**PROMPT**. Which lines below hold the word "text"? Copy all of them.

##############################

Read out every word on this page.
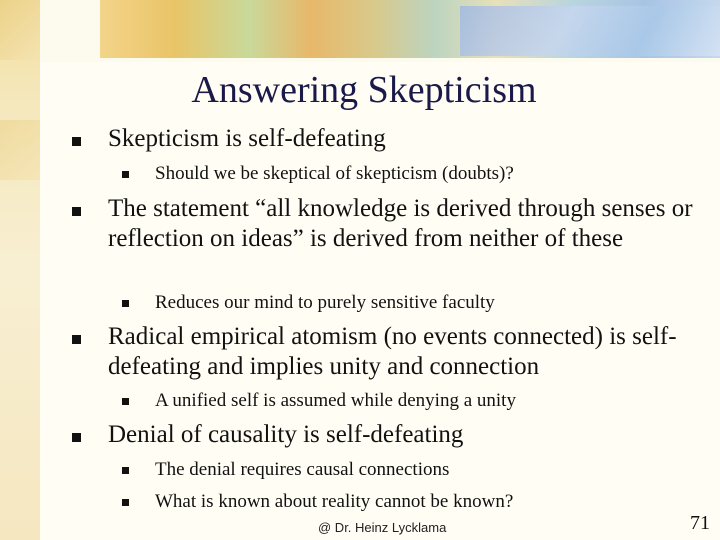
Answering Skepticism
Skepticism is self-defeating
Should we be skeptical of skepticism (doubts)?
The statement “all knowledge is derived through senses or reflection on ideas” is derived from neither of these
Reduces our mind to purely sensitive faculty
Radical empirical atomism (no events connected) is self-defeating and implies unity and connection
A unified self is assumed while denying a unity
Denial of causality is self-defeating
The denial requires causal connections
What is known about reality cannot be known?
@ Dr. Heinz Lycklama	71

##############################

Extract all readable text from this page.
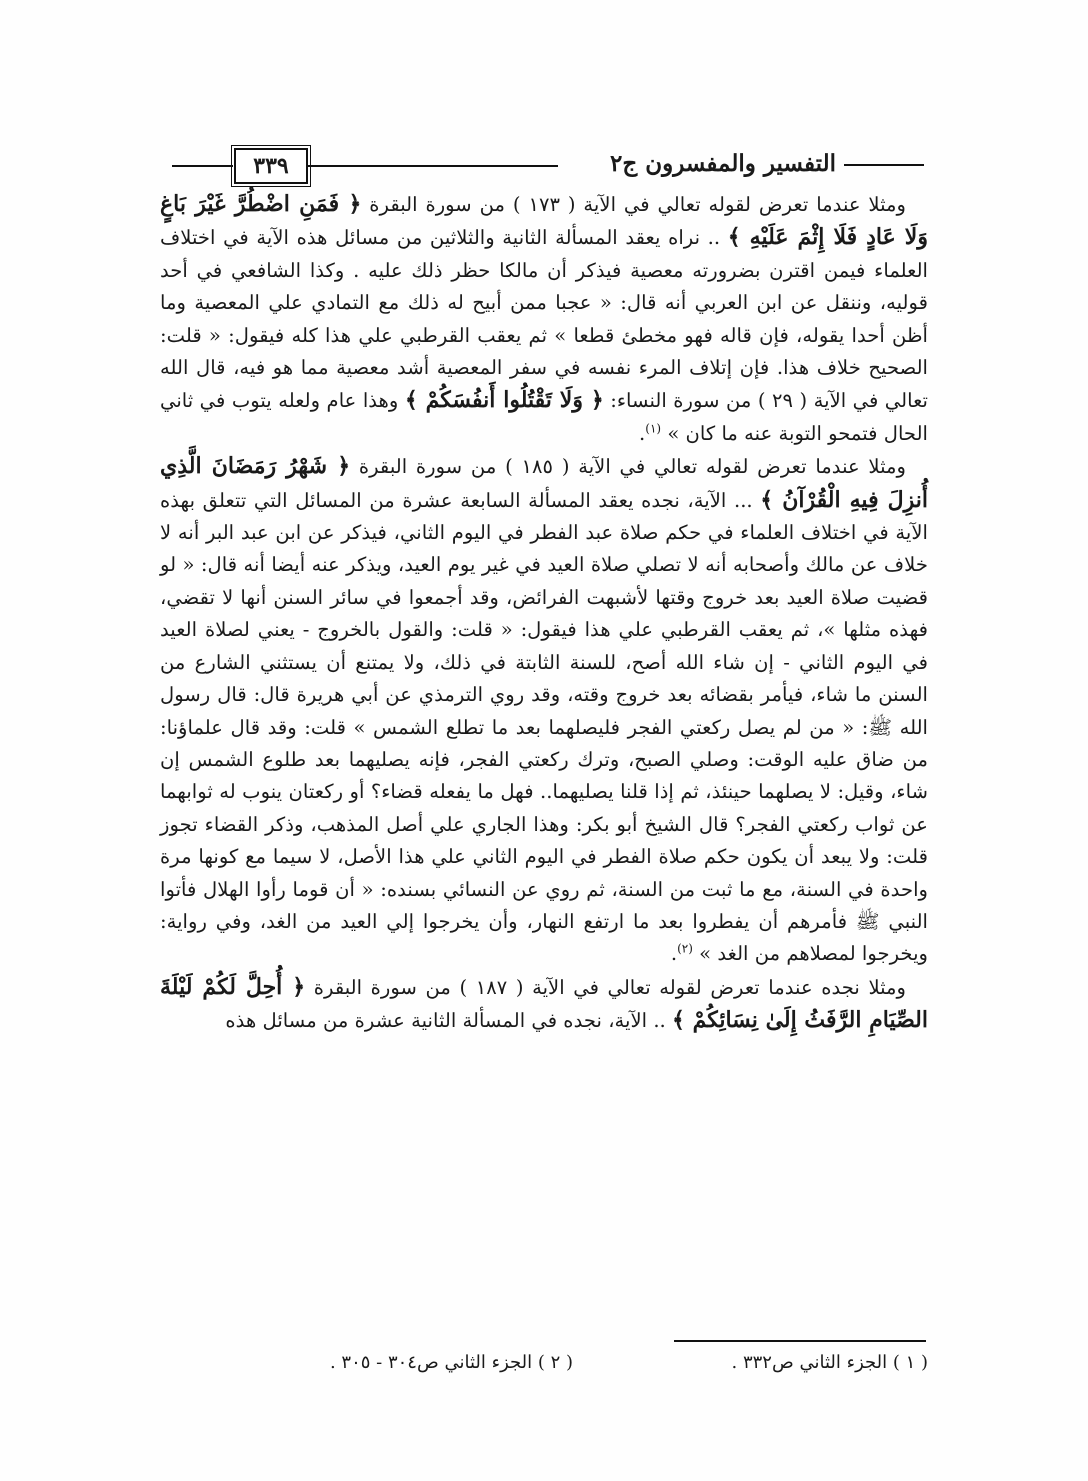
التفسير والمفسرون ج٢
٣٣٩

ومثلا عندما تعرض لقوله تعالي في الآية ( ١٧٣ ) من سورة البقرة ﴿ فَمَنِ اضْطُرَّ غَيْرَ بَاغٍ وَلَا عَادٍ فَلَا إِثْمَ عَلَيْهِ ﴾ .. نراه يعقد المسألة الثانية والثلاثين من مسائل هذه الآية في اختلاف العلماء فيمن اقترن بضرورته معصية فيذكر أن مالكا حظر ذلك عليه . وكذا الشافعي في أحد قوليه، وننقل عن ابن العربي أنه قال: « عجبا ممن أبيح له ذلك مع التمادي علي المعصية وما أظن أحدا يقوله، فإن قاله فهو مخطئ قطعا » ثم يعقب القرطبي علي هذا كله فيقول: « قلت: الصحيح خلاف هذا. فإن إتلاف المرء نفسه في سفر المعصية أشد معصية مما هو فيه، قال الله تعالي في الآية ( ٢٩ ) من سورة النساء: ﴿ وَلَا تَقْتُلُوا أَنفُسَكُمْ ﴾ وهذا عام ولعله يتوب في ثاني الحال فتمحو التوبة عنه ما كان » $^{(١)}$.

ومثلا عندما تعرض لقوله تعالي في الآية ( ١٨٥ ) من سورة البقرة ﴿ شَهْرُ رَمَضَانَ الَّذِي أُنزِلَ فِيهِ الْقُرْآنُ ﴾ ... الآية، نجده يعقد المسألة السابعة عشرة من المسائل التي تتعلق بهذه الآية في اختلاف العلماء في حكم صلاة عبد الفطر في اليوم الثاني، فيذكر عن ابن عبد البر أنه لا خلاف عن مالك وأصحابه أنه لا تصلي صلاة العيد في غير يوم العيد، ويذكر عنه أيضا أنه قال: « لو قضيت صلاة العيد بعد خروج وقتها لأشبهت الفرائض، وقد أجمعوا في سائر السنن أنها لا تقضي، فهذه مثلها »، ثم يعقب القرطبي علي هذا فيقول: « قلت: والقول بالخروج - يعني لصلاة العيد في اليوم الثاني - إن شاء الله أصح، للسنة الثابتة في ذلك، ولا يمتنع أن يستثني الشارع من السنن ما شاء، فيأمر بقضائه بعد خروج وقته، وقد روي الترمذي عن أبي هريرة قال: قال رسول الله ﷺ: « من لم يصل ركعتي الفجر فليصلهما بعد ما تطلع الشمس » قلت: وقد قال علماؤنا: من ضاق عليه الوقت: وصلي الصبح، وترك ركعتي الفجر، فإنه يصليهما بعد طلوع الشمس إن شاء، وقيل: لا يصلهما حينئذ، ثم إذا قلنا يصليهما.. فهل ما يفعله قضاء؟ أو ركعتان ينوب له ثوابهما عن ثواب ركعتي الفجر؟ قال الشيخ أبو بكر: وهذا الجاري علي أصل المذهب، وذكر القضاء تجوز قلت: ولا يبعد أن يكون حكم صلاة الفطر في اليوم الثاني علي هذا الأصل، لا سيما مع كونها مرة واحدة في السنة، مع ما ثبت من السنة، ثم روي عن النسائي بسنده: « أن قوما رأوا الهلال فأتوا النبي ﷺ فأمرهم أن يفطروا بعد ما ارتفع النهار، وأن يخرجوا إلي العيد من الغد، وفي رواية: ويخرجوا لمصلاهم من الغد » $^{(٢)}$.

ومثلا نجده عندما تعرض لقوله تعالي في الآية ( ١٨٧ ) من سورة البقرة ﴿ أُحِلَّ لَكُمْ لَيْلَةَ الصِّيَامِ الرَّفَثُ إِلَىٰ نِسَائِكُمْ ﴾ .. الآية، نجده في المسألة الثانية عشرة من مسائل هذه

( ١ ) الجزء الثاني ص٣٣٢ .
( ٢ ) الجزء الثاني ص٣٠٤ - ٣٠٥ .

##############################

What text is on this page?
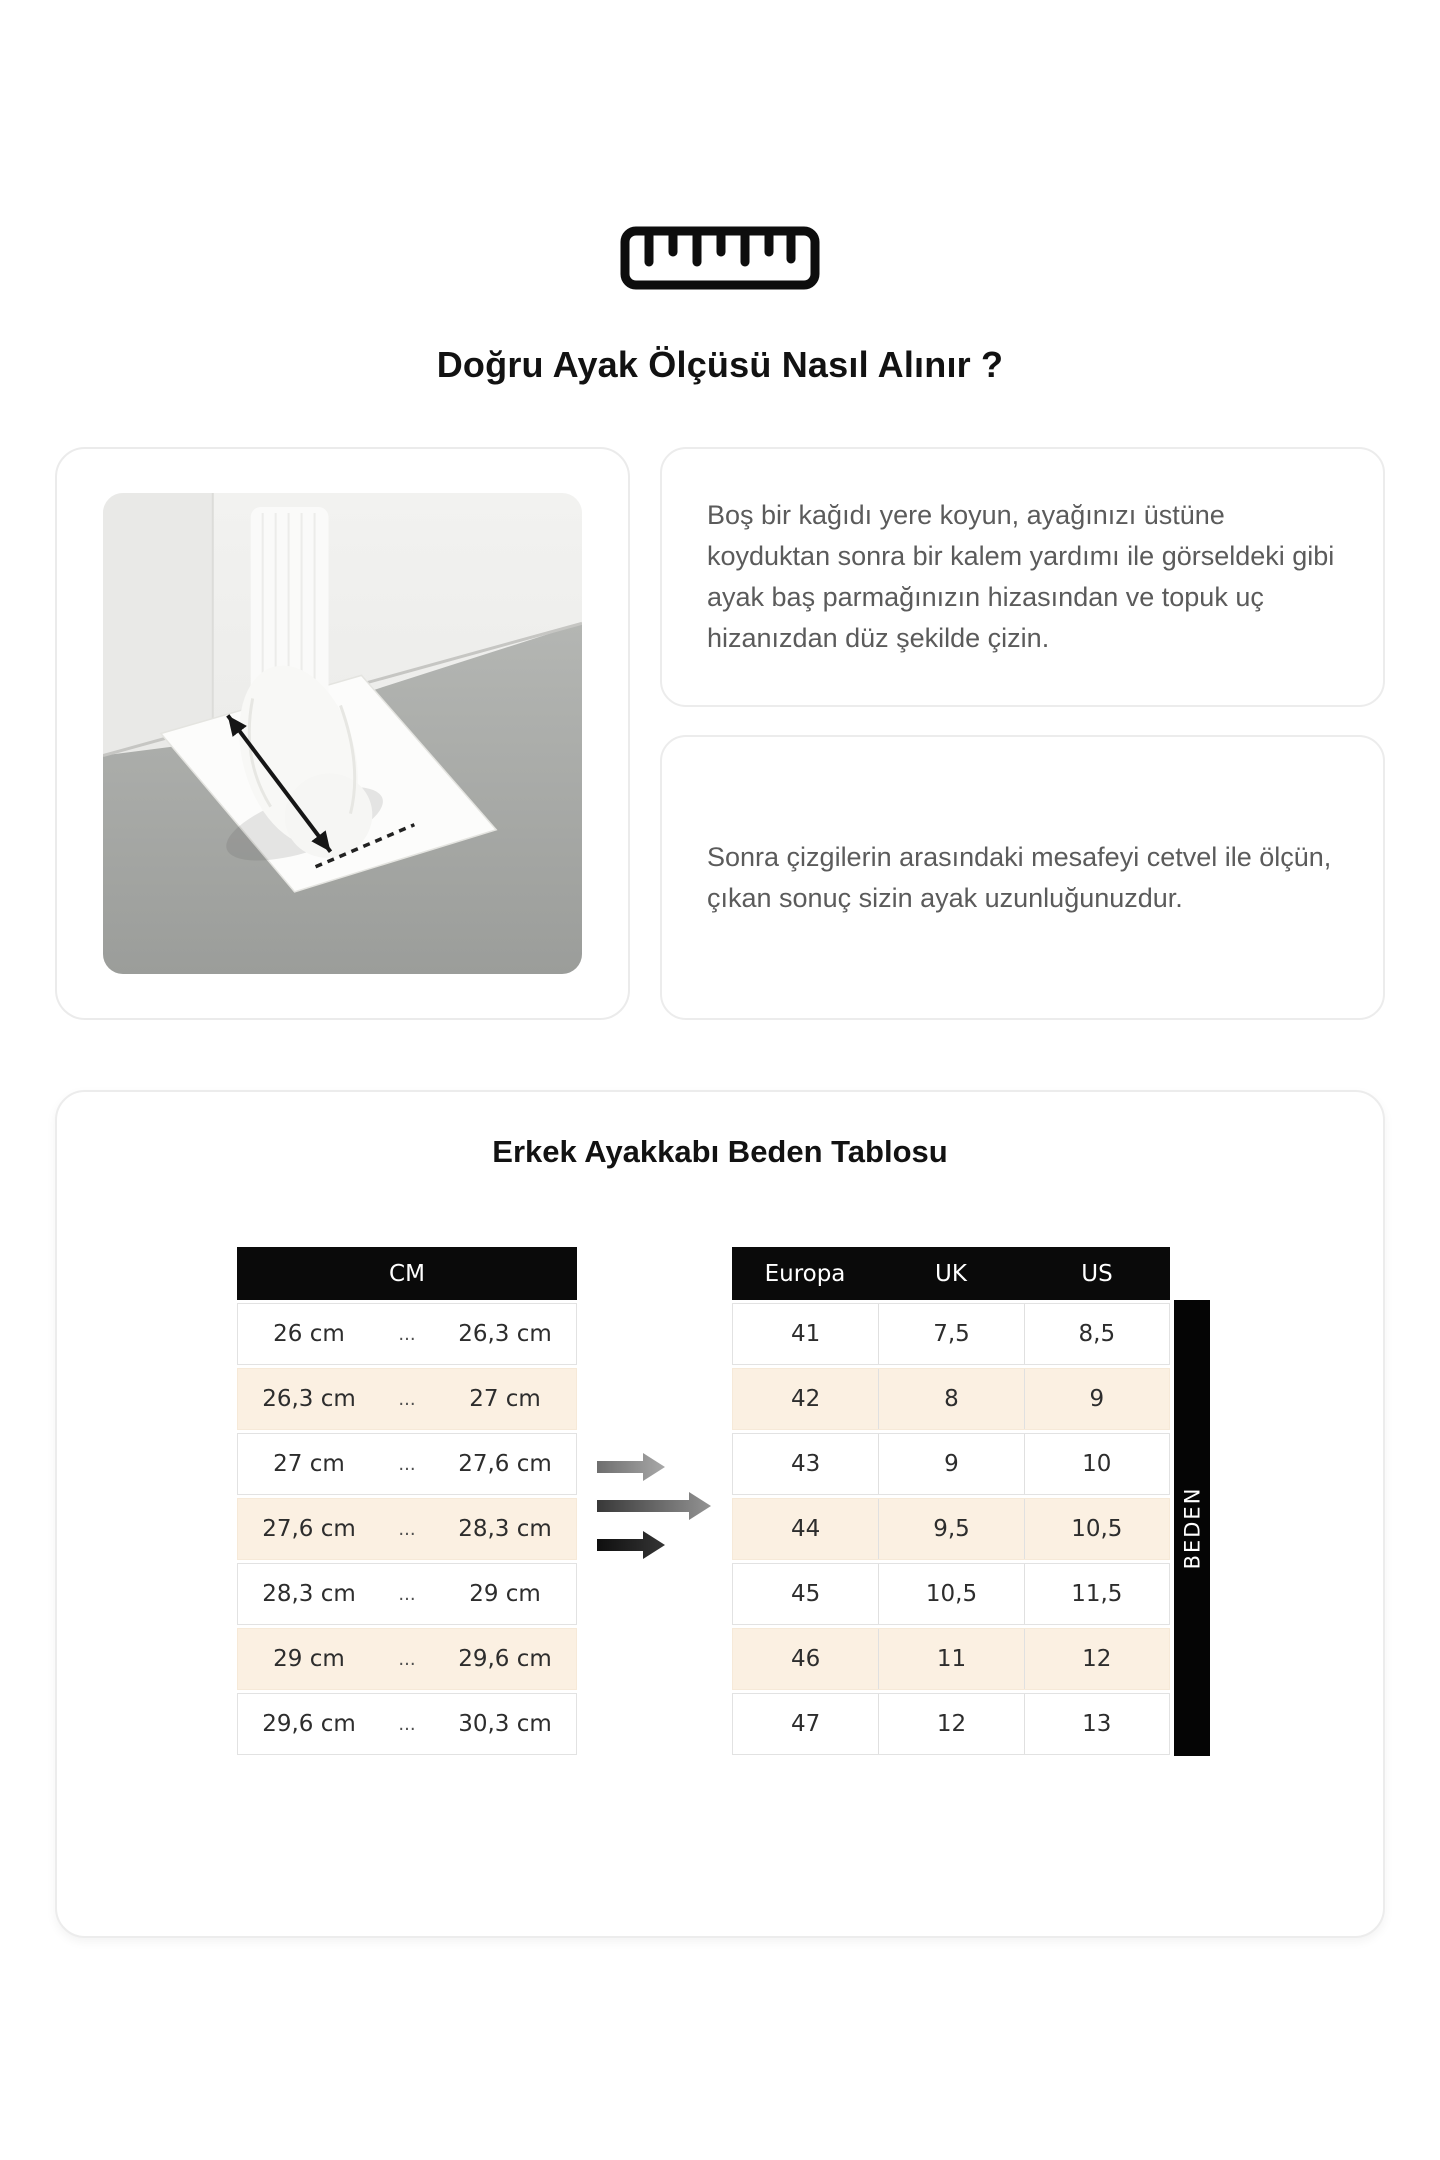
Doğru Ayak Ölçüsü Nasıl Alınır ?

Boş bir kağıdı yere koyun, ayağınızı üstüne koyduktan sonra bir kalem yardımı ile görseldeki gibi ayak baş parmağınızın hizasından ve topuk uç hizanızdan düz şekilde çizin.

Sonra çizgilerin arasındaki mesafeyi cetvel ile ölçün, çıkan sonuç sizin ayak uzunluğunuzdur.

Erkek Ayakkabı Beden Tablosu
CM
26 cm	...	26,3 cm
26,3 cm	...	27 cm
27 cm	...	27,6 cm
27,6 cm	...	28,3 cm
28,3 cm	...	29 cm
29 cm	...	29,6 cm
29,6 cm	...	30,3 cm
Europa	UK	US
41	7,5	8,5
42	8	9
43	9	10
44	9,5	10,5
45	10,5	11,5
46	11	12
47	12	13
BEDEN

##############################

**EXERCISE RESPONSE**.
Extract all readable text from this page.
What text is on this page?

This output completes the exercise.